EXTRACTED INFORMATION —
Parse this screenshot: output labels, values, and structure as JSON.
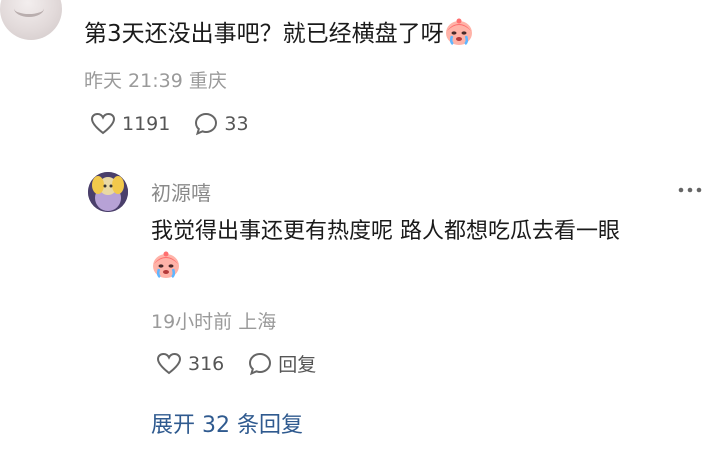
{
  "top_comment": {
    "text": "第3天还没出事吧？就已经横盘了呀",
    "emoji": "crying-face-emoji",
    "time": "昨天 21:39",
    "location": "重庆",
    "likes": "1191",
    "replies": "33"
  },
  "reply": {
    "username": "初源嘻",
    "text": "我觉得出事还更有热度呢 路人都想吃瓜去看一眼",
    "emoji": "crying-face-emoji",
    "time": "19小时前",
    "location": "上海",
    "likes": "316",
    "reply_label": "回复"
  },
  "expand": {
    "label": "展开 32 条回复"
  },
  "colors": {
    "text": "#1a1a1a",
    "meta": "#9a9a9a",
    "link": "#2f5a8f"
  }
}
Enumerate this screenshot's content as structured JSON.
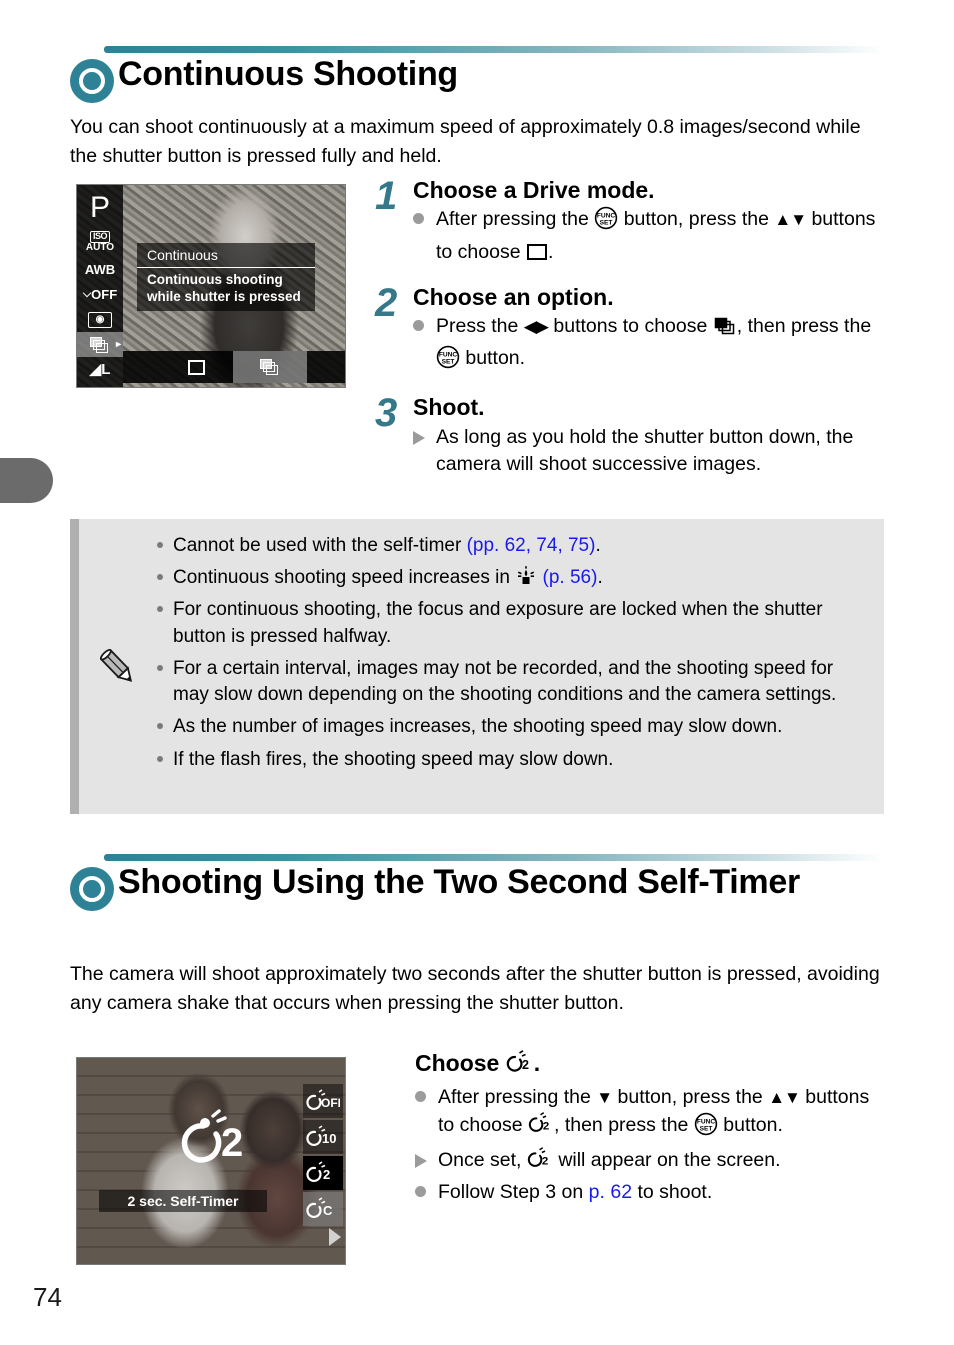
{
  "page": {
    "number": "74"
  },
  "section1": {
    "title": "Continuous Shooting",
    "intro": "You can shoot continuously at a maximum speed of approximately 0.8 images/second while the shutter button is pressed fully and held.",
    "screenshot": {
      "mode_icon": "P",
      "iso_label_top": "ISO",
      "iso_label_bottom": "AUTO",
      "wb_label": "AWB",
      "flash_label": "OFF",
      "panel_title": "Continuous",
      "panel_desc_line1": "Continuous shooting",
      "panel_desc_line2": "while shutter is pressed",
      "quality_label": "L"
    },
    "steps": [
      {
        "num": "1",
        "title": "Choose a Drive mode.",
        "bullets": [
          {
            "type": "dot",
            "text_a": "After pressing the",
            "icon_a": "func-set-button-icon",
            "text_b": "button, press the",
            "icon_b": "up-down-arrows-icon",
            "text_c": "buttons to choose",
            "icon_c": "single-shot-square-icon",
            "text_d": "."
          }
        ]
      },
      {
        "num": "2",
        "title": "Choose an option.",
        "bullets": [
          {
            "type": "dot",
            "text_a": "Press the",
            "icon_a": "left-right-arrows-icon",
            "text_b": "buttons to choose",
            "icon_b": "continuous-drive-icon",
            "text_c": ", then press the",
            "icon_c": "func-set-button-icon",
            "text_d": "button."
          }
        ]
      },
      {
        "num": "3",
        "title": "Shoot.",
        "bullets": [
          {
            "type": "triangle",
            "text_a": "As long as you hold the shutter button down, the camera will shoot successive images."
          }
        ]
      }
    ]
  },
  "notes": {
    "icon": "pencil-icon",
    "items": [
      {
        "text_a": "Cannot be used with the self-timer ",
        "link": "(pp. 62, 74, 75)",
        "text_b": "."
      },
      {
        "text_a": "Continuous shooting speed increases in ",
        "icon": "low-light-candle-icon",
        "text_mid": " ",
        "link": "(p. 56)",
        "text_b": "."
      },
      {
        "text_a": "For continuous shooting, the focus and exposure are locked when the shutter button is pressed halfway."
      },
      {
        "text_a": "For a certain interval, images may not be recorded, and the shooting speed for may slow down depending on the shooting conditions and the camera settings."
      },
      {
        "text_a": "As the number of images increases, the shooting speed may slow down."
      },
      {
        "text_a": "If the flash fires, the shooting speed may slow down."
      }
    ]
  },
  "section2": {
    "title": "Shooting Using the Two Second Self-Timer",
    "intro": "The camera will shoot approximately two seconds after the shutter button is pressed, avoiding any camera shake that occurs when pressing the shutter button.",
    "screenshot": {
      "big_timer_icon": "self-timer-2sec-large-icon",
      "label": "2 sec. Self-Timer",
      "options": [
        "self-timer-off-icon",
        "self-timer-10sec-icon",
        "self-timer-2sec-icon",
        "self-timer-custom-icon"
      ],
      "selected_index": 2
    },
    "heading": {
      "text_a": "Choose",
      "icon": "self-timer-2sec-icon",
      "text_b": "."
    },
    "bullets": [
      {
        "type": "dot",
        "text_a": "After pressing the",
        "icon_a": "down-arrow-icon",
        "text_b": "button, press the",
        "icon_b": "up-down-arrows-icon",
        "text_c": "buttons to choose",
        "icon_c": "self-timer-2sec-icon",
        "text_d": ", then press the",
        "icon_d": "func-set-button-icon",
        "text_e": "button."
      },
      {
        "type": "triangle",
        "text_a": "Once set,",
        "icon_a": "self-timer-2sec-icon",
        "text_b": "will appear on the screen."
      },
      {
        "type": "dot",
        "text_a": "Follow Step 3 on ",
        "link": "p. 62",
        "text_b": " to shoot."
      }
    ]
  },
  "colors": {
    "accent_teal": "#2d8296",
    "step_number_teal": "#35788a",
    "link_blue": "#1a1aee",
    "notes_background": "#e4e4e4",
    "notes_bar": "#b0b0b0",
    "chapter_tab": "#6b6b6b",
    "bullet_gray": "#9b9b9b"
  }
}
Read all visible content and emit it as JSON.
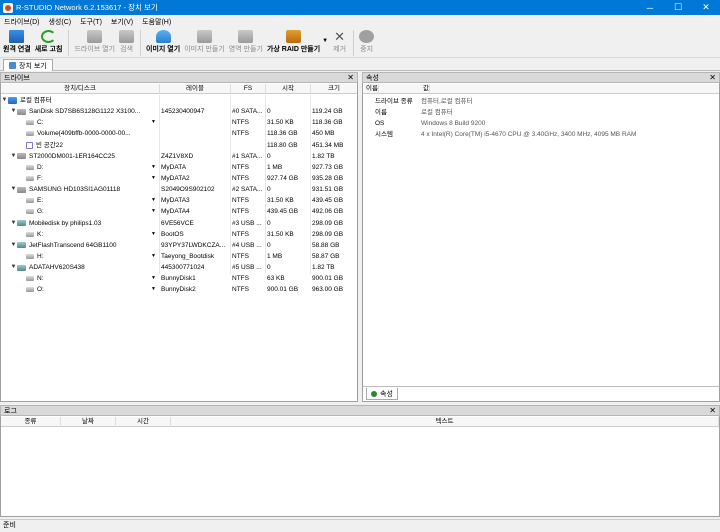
{
  "window": {
    "title": "R-STUDIO Network 6.2.153617 - 장치 보기",
    "minimize": "─",
    "maximize": "☐",
    "close": "✕"
  },
  "menu": [
    "드라이브(D)",
    "생성(C)",
    "도구(T)",
    "보기(V)",
    "도움말(H)"
  ],
  "toolbar": {
    "items": [
      {
        "label": "원격 연결",
        "icon": "remote-pc-icon",
        "enabled": true
      },
      {
        "label": "새로 고침",
        "icon": "refresh-icon",
        "enabled": true
      },
      {
        "label": "드라이브 열기",
        "icon": "open-drive-icon",
        "enabled": false
      },
      {
        "label": "검색",
        "icon": "search-icon",
        "enabled": false
      },
      {
        "label": "이미지 열기",
        "icon": "open-image-icon",
        "enabled": true
      },
      {
        "label": "이미지 만들기",
        "icon": "create-image-icon",
        "enabled": false
      },
      {
        "label": "영역 만들기",
        "icon": "create-region-icon",
        "enabled": false
      },
      {
        "label": "가상 RAID 만들기",
        "icon": "virtual-raid-icon",
        "enabled": true
      },
      {
        "label": "제거",
        "icon": "remove-icon",
        "enabled": false
      },
      {
        "label": "중지",
        "icon": "stop-icon",
        "enabled": false
      }
    ]
  },
  "tabs": {
    "device_view": "장치 보기"
  },
  "drives_panel": {
    "title": "드라이브",
    "columns": {
      "device": "장치/디스크",
      "label": "레이블",
      "fs": "FS",
      "start": "시작",
      "size": "크기"
    },
    "rows": [
      {
        "indent": 0,
        "caret": "▼",
        "icon": "pc",
        "name": "로컬 컴퓨터",
        "label": "",
        "fs": "",
        "start": "",
        "size": "",
        "dd": ""
      },
      {
        "indent": 1,
        "caret": "▼",
        "icon": "disk",
        "name": "SanDisk SD7SB6S128G1122 X3100...",
        "label": "145230400947",
        "fs": "#0 SATA...",
        "start": "0",
        "size": "119.24 GB",
        "dd": ""
      },
      {
        "indent": 2,
        "caret": "",
        "icon": "vol",
        "name": "C:",
        "label": "",
        "fs": "NTFS",
        "start": "31.50 KB",
        "size": "118.36 GB",
        "dd": "▼"
      },
      {
        "indent": 2,
        "caret": "",
        "icon": "vol",
        "name": "Volume{409bffb-0000-0000-00...",
        "label": "",
        "fs": "NTFS",
        "start": "118.36 GB",
        "size": "450 MB",
        "dd": ""
      },
      {
        "indent": 2,
        "caret": "",
        "icon": "free",
        "name": "빈 공간22",
        "label": "",
        "fs": "",
        "start": "118.80 GB",
        "size": "451.34 MB",
        "dd": ""
      },
      {
        "indent": 1,
        "caret": "▼",
        "icon": "disk",
        "name": "ST2000DM001-1ER164CC25",
        "label": "Z4Z1V8XD",
        "fs": "#1 SATA...",
        "start": "0",
        "size": "1.82 TB",
        "dd": ""
      },
      {
        "indent": 2,
        "caret": "",
        "icon": "vol",
        "name": "D:",
        "label": "MyDATA",
        "fs": "NTFS",
        "start": "1 MB",
        "size": "927.73 GB",
        "dd": "▼"
      },
      {
        "indent": 2,
        "caret": "",
        "icon": "vol",
        "name": "F:",
        "label": "MyDATA2",
        "fs": "NTFS",
        "start": "927.74 GB",
        "size": "935.28 GB",
        "dd": "▼"
      },
      {
        "indent": 1,
        "caret": "▼",
        "icon": "disk",
        "name": "SAMSUNG HD103SI1AG01118",
        "label": "S2049O9S902102",
        "fs": "#2 SATA...",
        "start": "0",
        "size": "931.51 GB",
        "dd": ""
      },
      {
        "indent": 2,
        "caret": "",
        "icon": "vol",
        "name": "E:",
        "label": "MyDATA3",
        "fs": "NTFS",
        "start": "31.50 KB",
        "size": "439.45 GB",
        "dd": "▼"
      },
      {
        "indent": 2,
        "caret": "",
        "icon": "vol",
        "name": "G:",
        "label": "MyDATA4",
        "fs": "NTFS",
        "start": "439.45 GB",
        "size": "492.06 GB",
        "dd": "▼"
      },
      {
        "indent": 1,
        "caret": "▼",
        "icon": "usb",
        "name": "Mobiledisk by philips1.03",
        "label": "6VE56VCE",
        "fs": "#3 USB ...",
        "start": "0",
        "size": "298.09 GB",
        "dd": ""
      },
      {
        "indent": 2,
        "caret": "",
        "icon": "vol",
        "name": "K:",
        "label": "BootOS",
        "fs": "NTFS",
        "start": "31.50 KB",
        "size": "298.09 GB",
        "dd": "▼"
      },
      {
        "indent": 1,
        "caret": "▼",
        "icon": "usb",
        "name": "JetFlashTranscend 64GB1100",
        "label": "93YPY37LWDKCZA...",
        "fs": "#4 USB ...",
        "start": "0",
        "size": "58.88 GB",
        "dd": ""
      },
      {
        "indent": 2,
        "caret": "",
        "icon": "vol",
        "name": "H:",
        "label": "Taeyong_Bootdisk",
        "fs": "NTFS",
        "start": "1 MB",
        "size": "58.87 GB",
        "dd": "▼"
      },
      {
        "indent": 1,
        "caret": "▼",
        "icon": "usb",
        "name": "ADATAHV620S438",
        "label": "445300771024",
        "fs": "#5 USB ...",
        "start": "0",
        "size": "1.82 TB",
        "dd": ""
      },
      {
        "indent": 2,
        "caret": "",
        "icon": "vol",
        "name": "N:",
        "label": "BunnyDisk1",
        "fs": "NTFS",
        "start": "63 KB",
        "size": "900.01 GB",
        "dd": "▼"
      },
      {
        "indent": 2,
        "caret": "",
        "icon": "vol",
        "name": "O:",
        "label": "BunnyDisk2",
        "fs": "NTFS",
        "start": "900.01 GB",
        "size": "963.00 GB",
        "dd": "▼"
      }
    ]
  },
  "props_panel": {
    "title": "속성",
    "columns": {
      "name": "이름",
      "value": "값"
    },
    "rows": [
      {
        "key": "드라이브 종류",
        "value": "컴퓨터,로컬 컴퓨터"
      },
      {
        "key": "이름",
        "value": "로컬 컴퓨터"
      },
      {
        "key": "OS",
        "value": "Windows 8 Build 9200"
      },
      {
        "key": "시스템",
        "value": "4 x Intel(R) Core(TM) i5-4670 CPU @ 3.40GHz, 3400 MHz, 4095 MB RAM"
      }
    ],
    "bottom_tab": "속성"
  },
  "log_panel": {
    "title": "로그",
    "columns": {
      "type": "종류",
      "date": "날짜",
      "time": "시간",
      "text": "텍스트"
    }
  },
  "status": "준비"
}
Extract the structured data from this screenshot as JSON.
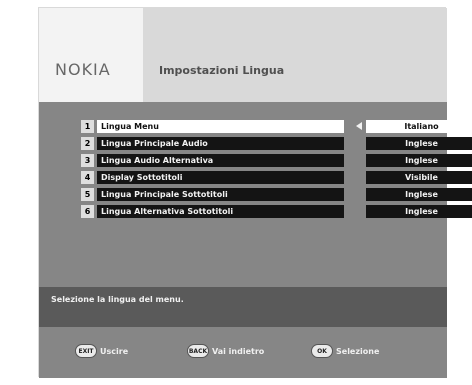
{
  "header": {
    "brand": "NOKIA",
    "title": "Impostazioni Lingua"
  },
  "menu": {
    "items": [
      {
        "num": "1",
        "label": "Lingua Menu",
        "value": "Italiano",
        "selected": true
      },
      {
        "num": "2",
        "label": "Lingua Principale Audio",
        "value": "Inglese",
        "selected": false
      },
      {
        "num": "3",
        "label": "Lingua Audio Alternativa",
        "value": "Inglese",
        "selected": false
      },
      {
        "num": "4",
        "label": "Display Sottotitoli",
        "value": "Visibile",
        "selected": false
      },
      {
        "num": "5",
        "label": "Lingua Principale Sottotitoli",
        "value": "Inglese",
        "selected": false
      },
      {
        "num": "6",
        "label": "Lingua Alternativa Sottotitoli",
        "value": "Inglese",
        "selected": false
      }
    ]
  },
  "help": {
    "text": "Selezione la lingua del menu."
  },
  "footer": {
    "exit": {
      "key": "EXIT",
      "label": "Uscire"
    },
    "back": {
      "key": "BACK",
      "label": "Vai indietro"
    },
    "ok": {
      "key": "OK",
      "label": "Selezione"
    }
  }
}
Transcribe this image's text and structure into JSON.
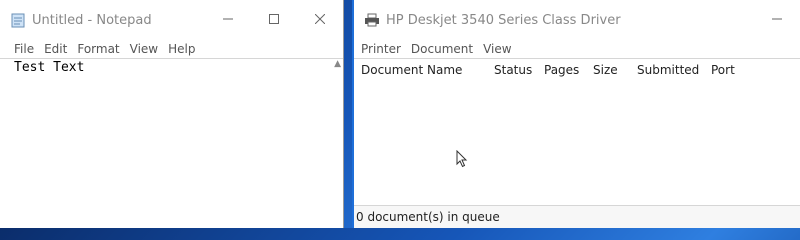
{
  "notepad": {
    "title": "Untitled - Notepad",
    "menu": [
      "File",
      "Edit",
      "Format",
      "View",
      "Help"
    ],
    "content": "Test Text",
    "icons": {
      "app": "notepad-icon",
      "minimize": "minimize-icon",
      "maximize": "maximize-icon",
      "close": "close-icon"
    }
  },
  "printer": {
    "title": "HP Deskjet 3540 Series Class Driver",
    "menu": [
      "Printer",
      "Document",
      "View"
    ],
    "columns": [
      "Document Name",
      "Status",
      "Pages",
      "Size",
      "Submitted",
      "Port"
    ],
    "jobs": [],
    "status": "0 document(s) in queue",
    "icons": {
      "app": "printer-icon",
      "minimize": "minimize-icon",
      "pointer": "mouse-pointer-icon"
    }
  },
  "colors": {
    "desktop": "#1656b8",
    "window_border_active": "#1e6fd9",
    "window_bg": "#ffffff"
  }
}
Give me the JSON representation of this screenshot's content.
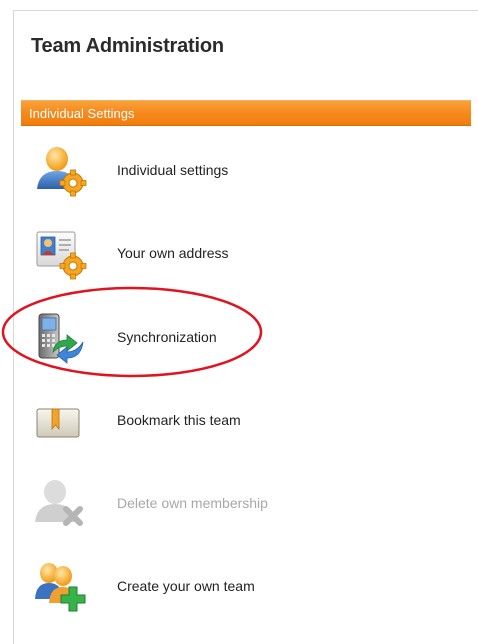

TASK —
Pick out and copy the lines of the entries that hold the string "func".

SOLVED PROBLEM —
            "icon_a": "func-set-button-icon",
            "icon_c": "func-set-button-icon",
        "icon_d": "func-set-button-icon",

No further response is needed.